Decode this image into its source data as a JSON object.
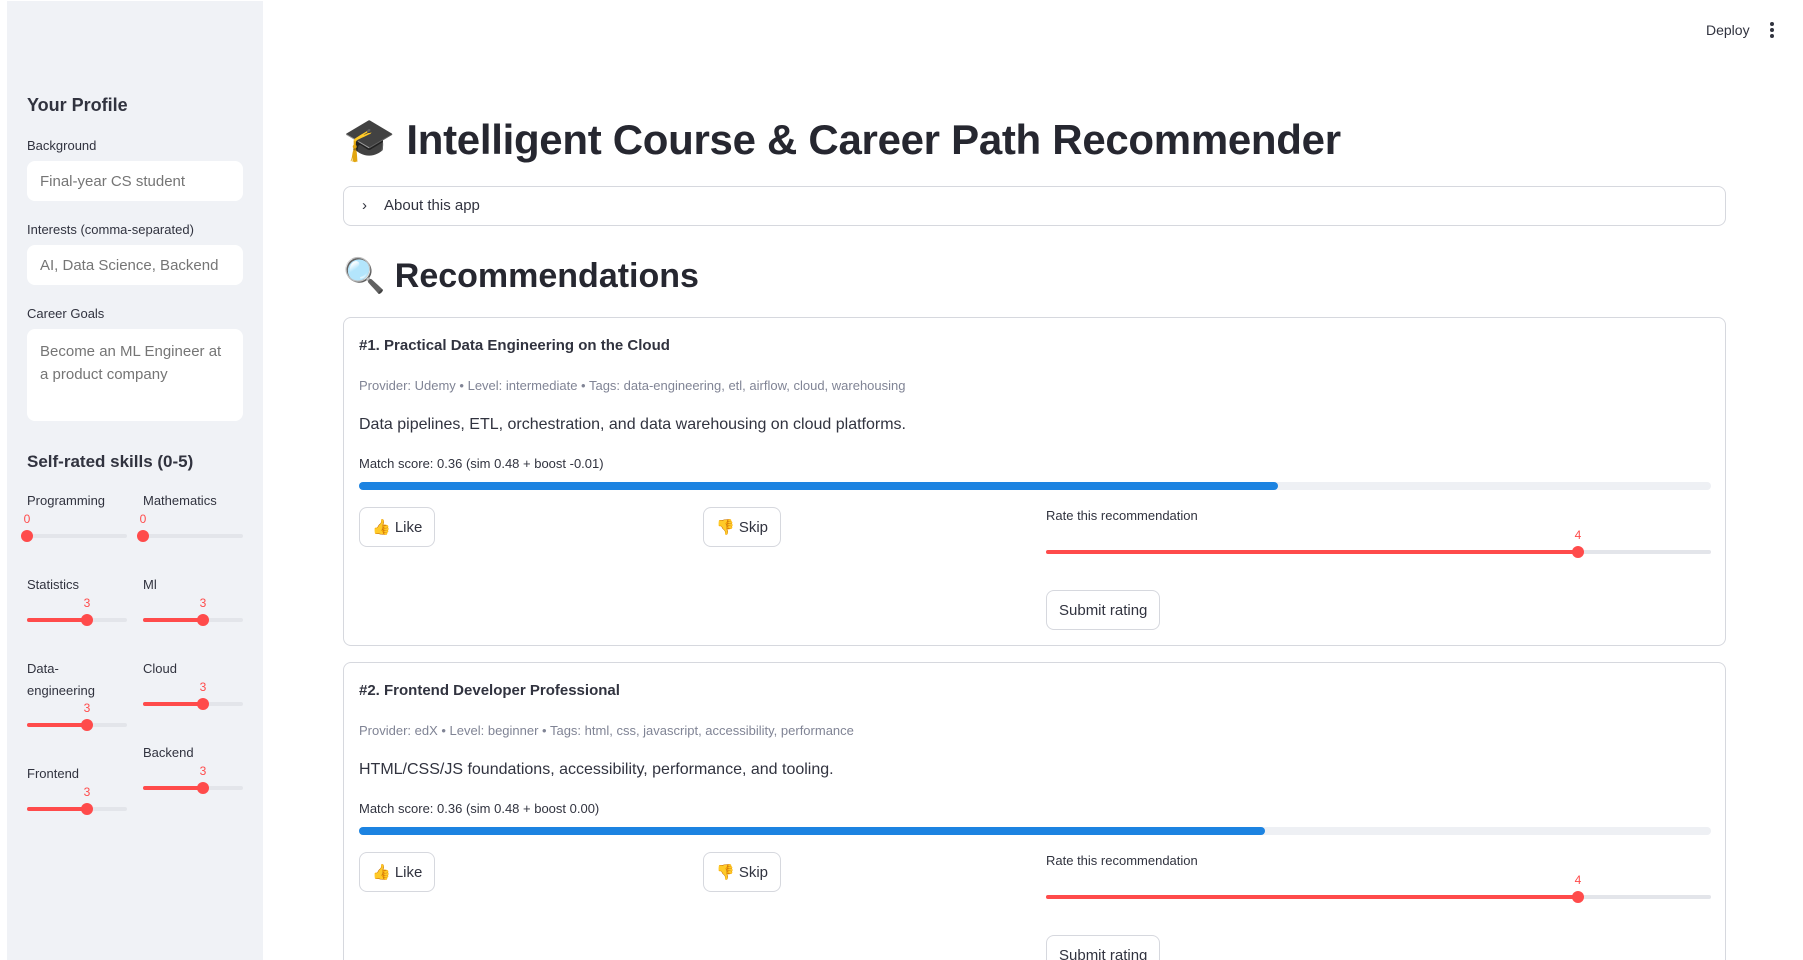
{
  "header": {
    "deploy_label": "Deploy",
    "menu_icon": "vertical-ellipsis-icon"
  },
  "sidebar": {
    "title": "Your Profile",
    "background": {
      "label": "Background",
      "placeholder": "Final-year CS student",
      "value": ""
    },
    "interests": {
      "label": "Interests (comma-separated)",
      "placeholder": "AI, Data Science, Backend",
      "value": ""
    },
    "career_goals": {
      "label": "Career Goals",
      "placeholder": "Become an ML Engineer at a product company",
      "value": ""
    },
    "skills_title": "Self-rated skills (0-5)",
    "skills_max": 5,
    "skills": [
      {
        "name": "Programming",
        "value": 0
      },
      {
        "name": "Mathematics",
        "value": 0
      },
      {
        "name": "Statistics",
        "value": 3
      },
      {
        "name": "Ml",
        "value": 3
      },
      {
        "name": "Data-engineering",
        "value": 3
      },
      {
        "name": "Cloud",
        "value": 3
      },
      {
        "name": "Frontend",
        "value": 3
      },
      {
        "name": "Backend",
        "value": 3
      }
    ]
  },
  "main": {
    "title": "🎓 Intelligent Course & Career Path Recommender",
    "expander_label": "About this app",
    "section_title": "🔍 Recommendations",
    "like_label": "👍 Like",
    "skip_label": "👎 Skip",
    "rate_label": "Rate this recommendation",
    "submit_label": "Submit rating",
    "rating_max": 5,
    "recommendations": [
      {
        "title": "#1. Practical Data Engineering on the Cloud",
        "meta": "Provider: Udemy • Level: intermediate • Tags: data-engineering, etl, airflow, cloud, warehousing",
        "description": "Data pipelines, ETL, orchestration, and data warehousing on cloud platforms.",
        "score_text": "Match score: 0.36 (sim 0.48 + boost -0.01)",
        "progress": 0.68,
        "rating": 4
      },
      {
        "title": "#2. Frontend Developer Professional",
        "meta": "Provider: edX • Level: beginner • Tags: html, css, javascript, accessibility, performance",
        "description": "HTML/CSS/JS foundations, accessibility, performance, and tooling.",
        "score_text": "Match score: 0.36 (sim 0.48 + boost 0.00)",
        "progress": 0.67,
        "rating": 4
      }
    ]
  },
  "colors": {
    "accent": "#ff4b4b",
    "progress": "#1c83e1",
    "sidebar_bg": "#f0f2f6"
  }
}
******************************
* Your goal
Copy each line that holds the word "score".

* Result for this exercise
        "score_text": "Match score: 0.36 (sim 0.48 + boost -0.01)",
        "score_text": "Match score: 0.36 (sim 0.48 + boost 0.00)",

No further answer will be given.